_Exercise objective:_
Will you write out the data exactly, excluding every picture?

= = = = = = =

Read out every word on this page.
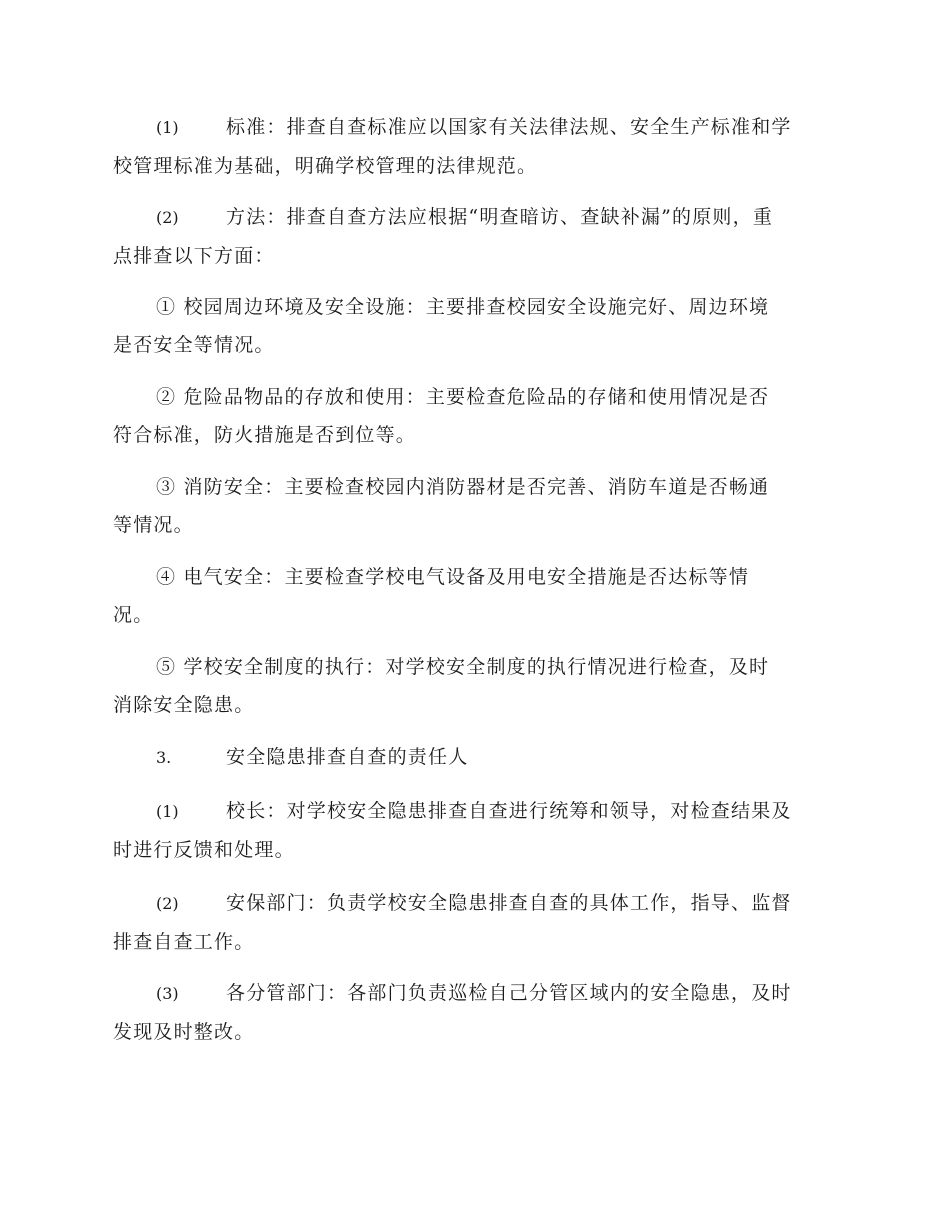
(1) 标准：排查自查标准应以国家有关法律法规、安全生产标准和学
校管理标准为基础，明确学校管理的法律规范。

(2) 方法：排查自查方法应根据“明查暗访、查缺补漏”的原则，重
点排查以下方面：

① 校园周边环境及安全设施：主要排查校园安全设施完好、周边环境
是否安全等情况。

② 危险品物品的存放和使用：主要检查危险品的存储和使用情况是否
符合标准，防火措施是否到位等。

③ 消防安全：主要检查校园内消防器材是否完善、消防车道是否畅通
等情况。

④ 电气安全：主要检查学校电气设备及用电安全措施是否达标等情
况。

⑤ 学校安全制度的执行：对学校安全制度的执行情况进行检查，及时
消除安全隐患。

3.	安全隐患排查自查的责任人

(1) 校长：对学校安全隐患排查自查进行统筹和领导，对检查结果及
时进行反馈和处理。

(2) 安保部门：负责学校安全隐患排查自查的具体工作，指导、监督
排查自查工作。

(3) 各分管部门：各部门负责巡检自己分管区域内的安全隐患，及时
发现及时整改。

= = = = = = =

_Finished answer:_
Read out every word on this page.
(1) 标准：排查自查标准应以国家有关法律法规、安全生产标准和学
校管理标准为基础，明确学校管理的法律规范。

(2) 方法：排查自查方法应根据“明查暗访、查缺补漏”的原则，重
点排查以下方面：

① 校园周边环境及安全设施：主要排查校园安全设施完好、周边环境
是否安全等情况。

② 危险品物品的存放和使用：主要检查危险品的存储和使用情况是否
符合标准，防火措施是否到位等。

③ 消防安全：主要检查校园内消防器材是否完善、消防车道是否畅通
等情况。

④ 电气安全：主要检查学校电气设备及用电安全措施是否达标等情
况。

⑤ 学校安全制度的执行：对学校安全制度的执行情况进行检查，及时
消除安全隐患。

3.	安全隐患排查自查的责任人

(1) 校长：对学校安全隐患排查自查进行统筹和领导，对检查结果及
时进行反馈和处理。

(2) 安保部门：负责学校安全隐患排查自查的具体工作，指导、监督
排查自查工作。

(3) 各分管部门：各部门负责巡检自己分管区域内的安全隐患，及时
发现及时整改。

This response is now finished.